Task brief> Type out all the records word for word. Any pictures are to be left out.

Data shown>
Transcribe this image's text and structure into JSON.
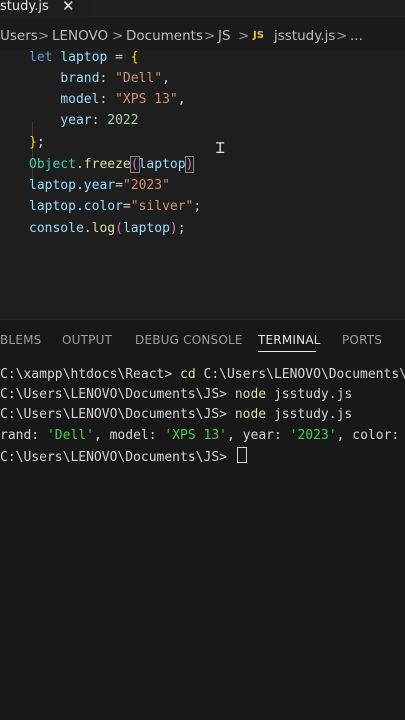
{
  "tab": {
    "label": "study.js",
    "close": "✕"
  },
  "breadcrumb": {
    "items": [
      "Users",
      "LENOVO",
      "Documents",
      "JS"
    ],
    "file_badge": "JS",
    "file": "jsstudy.js",
    "trail": "...",
    "separator": ">"
  },
  "editor": {
    "lines": [
      {
        "parts": [
          [
            "kw",
            "let"
          ],
          [
            "p",
            " "
          ],
          [
            "var",
            "laptop"
          ],
          [
            "p",
            " = "
          ],
          [
            "brace",
            "{"
          ]
        ]
      },
      {
        "parts": [
          [
            "p",
            "    "
          ],
          [
            "prop",
            "brand"
          ],
          [
            "p",
            ": "
          ],
          [
            "str",
            "\"Dell\""
          ],
          [
            "p",
            ","
          ]
        ]
      },
      {
        "parts": [
          [
            "p",
            "    "
          ],
          [
            "prop",
            "model"
          ],
          [
            "p",
            ": "
          ],
          [
            "str",
            "\"XPS 13\""
          ],
          [
            "p",
            ","
          ]
        ]
      },
      {
        "parts": [
          [
            "p",
            "    "
          ],
          [
            "prop",
            "year"
          ],
          [
            "p",
            ": "
          ],
          [
            "num",
            "2022"
          ]
        ]
      },
      {
        "parts": [
          [
            "brace",
            "}"
          ],
          [
            "p",
            ";"
          ]
        ]
      },
      {
        "parts": [
          [
            "cls",
            "Object"
          ],
          [
            "p",
            "."
          ],
          [
            "fn",
            "freeze"
          ],
          [
            "paren",
            "("
          ],
          [
            "var",
            "laptop"
          ],
          [
            "paren",
            ")"
          ]
        ]
      },
      {
        "parts": [
          [
            "var",
            "laptop"
          ],
          [
            "p",
            "."
          ],
          [
            "prop",
            "year"
          ],
          [
            "p",
            "="
          ],
          [
            "str",
            "\"2023\""
          ]
        ]
      },
      {
        "parts": [
          [
            "var",
            "laptop"
          ],
          [
            "p",
            "."
          ],
          [
            "prop",
            "color"
          ],
          [
            "p",
            "="
          ],
          [
            "str",
            "\"silver\""
          ],
          [
            "p",
            ";"
          ]
        ]
      },
      {
        "parts": [
          [
            "var",
            "console"
          ],
          [
            "p",
            "."
          ],
          [
            "fn",
            "log"
          ],
          [
            "paren",
            "("
          ],
          [
            "var",
            "laptop"
          ],
          [
            "paren",
            ")"
          ],
          [
            "p",
            ";"
          ]
        ]
      }
    ]
  },
  "panel": {
    "tabs": [
      "BLEMS",
      "OUTPUT",
      "DEBUG CONSOLE",
      "TERMINAL",
      "PORTS"
    ],
    "active_tab": "TERMINAL"
  },
  "terminal": {
    "lines": [
      {
        "prompt": "C:\\xampp\\htdocs\\React> ",
        "cmd": "cd",
        "rest": " C:\\Users\\LENOVO\\Documents\\JS"
      },
      {
        "prompt": "C:\\Users\\LENOVO\\Documents\\JS> ",
        "cmd": "node",
        "rest": " jsstudy.js"
      },
      {
        "prompt": "C:\\Users\\LENOVO\\Documents\\JS> ",
        "cmd": "node",
        "rest": " jsstudy.js"
      },
      {
        "output": [
          [
            "p",
            "rand: "
          ],
          [
            "str",
            "'Dell'"
          ],
          [
            "p",
            ", model: "
          ],
          [
            "str",
            "'XPS 13'"
          ],
          [
            "p",
            ", year: "
          ],
          [
            "str",
            "'2023'"
          ],
          [
            "p",
            ", color: "
          ]
        ]
      },
      {
        "prompt": "C:\\Users\\LENOVO\\Documents\\JS> ",
        "cursor": true
      }
    ]
  },
  "colors": {
    "background": "#1e1e1e",
    "panel": "#181818",
    "keyword": "#569cd6",
    "string": "#ce9178",
    "number": "#b5cea8",
    "function": "#dcdcaa",
    "class": "#4ec9b0",
    "bracket": "#ffd700",
    "paren": "#da70d6"
  }
}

Result of this task>
Transcribe this image's text and structure into JSON.
{
  "tab": {
    "label": "study.js",
    "close": "✕"
  },
  "breadcrumb": {
    "items": [
      "Users",
      "LENOVO",
      "Documents",
      "JS"
    ],
    "file_badge": "JS",
    "file": "jsstudy.js",
    "trail": "...",
    "separator": ">"
  },
  "editor": {
    "lines": [
      {
        "parts": [
          [
            "kw",
            "let"
          ],
          [
            "p",
            " "
          ],
          [
            "var",
            "laptop"
          ],
          [
            "p",
            " = "
          ],
          [
            "brace",
            "{"
          ]
        ]
      },
      {
        "parts": [
          [
            "p",
            "    "
          ],
          [
            "prop",
            "brand"
          ],
          [
            "p",
            ": "
          ],
          [
            "str",
            "\"Dell\""
          ],
          [
            "p",
            ","
          ]
        ]
      },
      {
        "parts": [
          [
            "p",
            "    "
          ],
          [
            "prop",
            "model"
          ],
          [
            "p",
            ": "
          ],
          [
            "str",
            "\"XPS 13\""
          ],
          [
            "p",
            ","
          ]
        ]
      },
      {
        "parts": [
          [
            "p",
            "    "
          ],
          [
            "prop",
            "year"
          ],
          [
            "p",
            ": "
          ],
          [
            "num",
            "2022"
          ]
        ]
      },
      {
        "parts": [
          [
            "brace",
            "}"
          ],
          [
            "p",
            ";"
          ]
        ]
      },
      {
        "parts": [
          [
            "cls",
            "Object"
          ],
          [
            "p",
            "."
          ],
          [
            "fn",
            "freeze"
          ],
          [
            "paren",
            "("
          ],
          [
            "var",
            "laptop"
          ],
          [
            "paren",
            ")"
          ]
        ]
      },
      {
        "parts": [
          [
            "var",
            "laptop"
          ],
          [
            "p",
            "."
          ],
          [
            "prop",
            "year"
          ],
          [
            "p",
            "="
          ],
          [
            "str",
            "\"2023\""
          ]
        ]
      },
      {
        "parts": [
          [
            "var",
            "laptop"
          ],
          [
            "p",
            "."
          ],
          [
            "prop",
            "color"
          ],
          [
            "p",
            "="
          ],
          [
            "str",
            "\"silver\""
          ],
          [
            "p",
            ";"
          ]
        ]
      },
      {
        "parts": [
          [
            "var",
            "console"
          ],
          [
            "p",
            "."
          ],
          [
            "fn",
            "log"
          ],
          [
            "paren",
            "("
          ],
          [
            "var",
            "laptop"
          ],
          [
            "paren",
            ")"
          ],
          [
            "p",
            ";"
          ]
        ]
      }
    ]
  },
  "panel": {
    "tabs": [
      "BLEMS",
      "OUTPUT",
      "DEBUG CONSOLE",
      "TERMINAL",
      "PORTS"
    ],
    "active_tab": "TERMINAL"
  },
  "terminal": {
    "lines": [
      {
        "prompt": "C:\\xampp\\htdocs\\React> ",
        "cmd": "cd",
        "rest": " C:\\Users\\LENOVO\\Documents\\JS"
      },
      {
        "prompt": "C:\\Users\\LENOVO\\Documents\\JS> ",
        "cmd": "node",
        "rest": " jsstudy.js"
      },
      {
        "prompt": "C:\\Users\\LENOVO\\Documents\\JS> ",
        "cmd": "node",
        "rest": " jsstudy.js"
      },
      {
        "output": [
          [
            "p",
            "rand: "
          ],
          [
            "str",
            "'Dell'"
          ],
          [
            "p",
            ", model: "
          ],
          [
            "str",
            "'XPS 13'"
          ],
          [
            "p",
            ", year: "
          ],
          [
            "str",
            "'2023'"
          ],
          [
            "p",
            ", color: "
          ]
        ]
      },
      {
        "prompt": "C:\\Users\\LENOVO\\Documents\\JS> ",
        "cursor": true
      }
    ]
  },
  "colors": {
    "background": "#1e1e1e",
    "panel": "#181818",
    "keyword": "#569cd6",
    "string": "#ce9178",
    "number": "#b5cea8",
    "function": "#dcdcaa",
    "class": "#4ec9b0",
    "bracket": "#ffd700",
    "paren": "#da70d6"
  }
}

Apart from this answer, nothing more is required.